## TASKS TO PERFORM
**A)** On the AsyncEndpoint page, how long can a single invocation run?
**B)** Please translate this sentence from the AsyncEndpoint page into Spanish: "It scales to zero when idle so you only pay for compute during active batch runs."
**C)** Write the next part of the AsyncEndpoint page, picking up right where it stops.

## SOURCE
** Start **

Skip to content

AsyncEndpoint

AsyncEndpoint Examples

Examples of using the AsyncEndpoint class are listed at the bottom of this page Examples.

AsyncEndpoint is a drop-in replacement for Endpoint that supports long-running inference (up to 15 minutes per invocation). It scales to zero when idle so you only pay for compute during active batch runs. The API is the same as Endpoint: send a DataFrame, get a DataFrame back. The async S3 round-trip is handled internally — callers don't see it.

Async endpoint flow: S3 Upload → SageMaker → Uvicorn → FastAPI → Model → S3 Result
Async endpoints add an S3 I/O layer for long-running invocations and scale to zero when idle.

AsyncEndpoint: Workbench API wrapper for async SageMaker endpoints.

Drop-in replacement for Endpoint that uses the async invocation path internally. The caller-facing API is identical — inference() returns a DataFrame synchronously.

Example
from workbench.api import AsyncEndpoint

end = AsyncEndpoint("smiles-to-3d-boltzmann-v1")
df_result = end.inference(my_df)

AsyncEndpoint

Bases: AsyncEndpointCore

Workbench AsyncEndpoint API class.

Inherits all functionality from AsyncEndpointCore. This thin wrapper exists to match the Endpoint / EndpointCore pattern used elsewhere in the Workbench API layer.

Source code in src/workbench/api/async_endpoint.py
class AsyncEndpoint(AsyncEndpointCore):
    """Workbench AsyncEndpoint API class.

    Inherits all functionality from AsyncEndpointCore. This thin wrapper
    exists to match the Endpoint / EndpointCore pattern used elsewhere
    in the Workbench API layer.
    """

    def inference(
        self,
        eval_df: pd.DataFrame,
        capture_name: str = None,
        id_column: str = None,
        drop_error_rows: bool = False,
        include_quantiles: bool = False,
    ) -> pd.DataFrame:
        """Run inference on the Endpoint using the provided DataFrame.

** End **

## DATASET EXCERPT
** Start **

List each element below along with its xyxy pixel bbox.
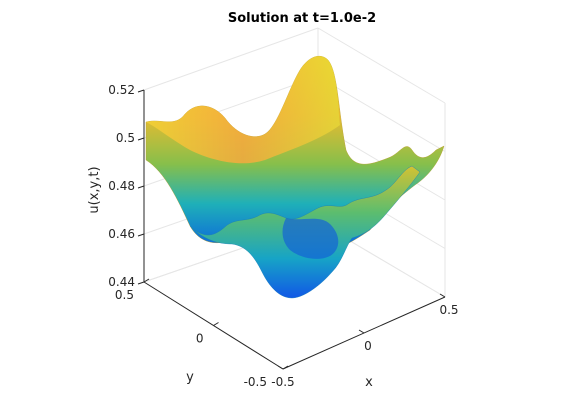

** End **

## ANSWER LIST
**A)** Up to 15 minutes per invocation.

**B)** Escala a cero cuando está inactivo, así que solo pagas por el cómputo durante las ejecuciones por lotes activas.

**C)**
        Args:
            eval_df (pd.DataFrame): The DataFrame to run predictions on
            capture_name (str, optional): Name of the inference capture (default: None)
            id_column (str, optional): Name of the ID column (default: None)
            drop_error_rows (bool): Whether to drop rows with errors (default: False)
            include_quantiles (bool): Include q_* quantile columns (default: False)

        Returns:
            pd.DataFrame: The DataFrame with inference results
        """
        return super().inference(eval_df, capture_name, id_column, drop_error_rows, include_quantiles)

    def fast_inference(self, eval_df: pd.DataFrame, threads: int = 4) -> pd.DataFrame:
        """Run inference on the Endpoint (async path, threads ignored).

        Args:
            eval_df (pd.DataFrame): The DataFrame to run predictions on
            threads (int): Ignored for async endpoints (kept for API compat)

        Returns:
            pd.DataFrame: The DataFrame with predictions
        """
        return super().fast_inference(eval_df, threads=threads)

fast_inference(eval_df, threads=4)

Run inference on the Endpoint (async path, threads ignored).

Parameters:

Name Type Description Default
eval_df DataFrame

The DataFrame to run predictions on

required
threads int

Ignored for async endpoints (kept for API compat)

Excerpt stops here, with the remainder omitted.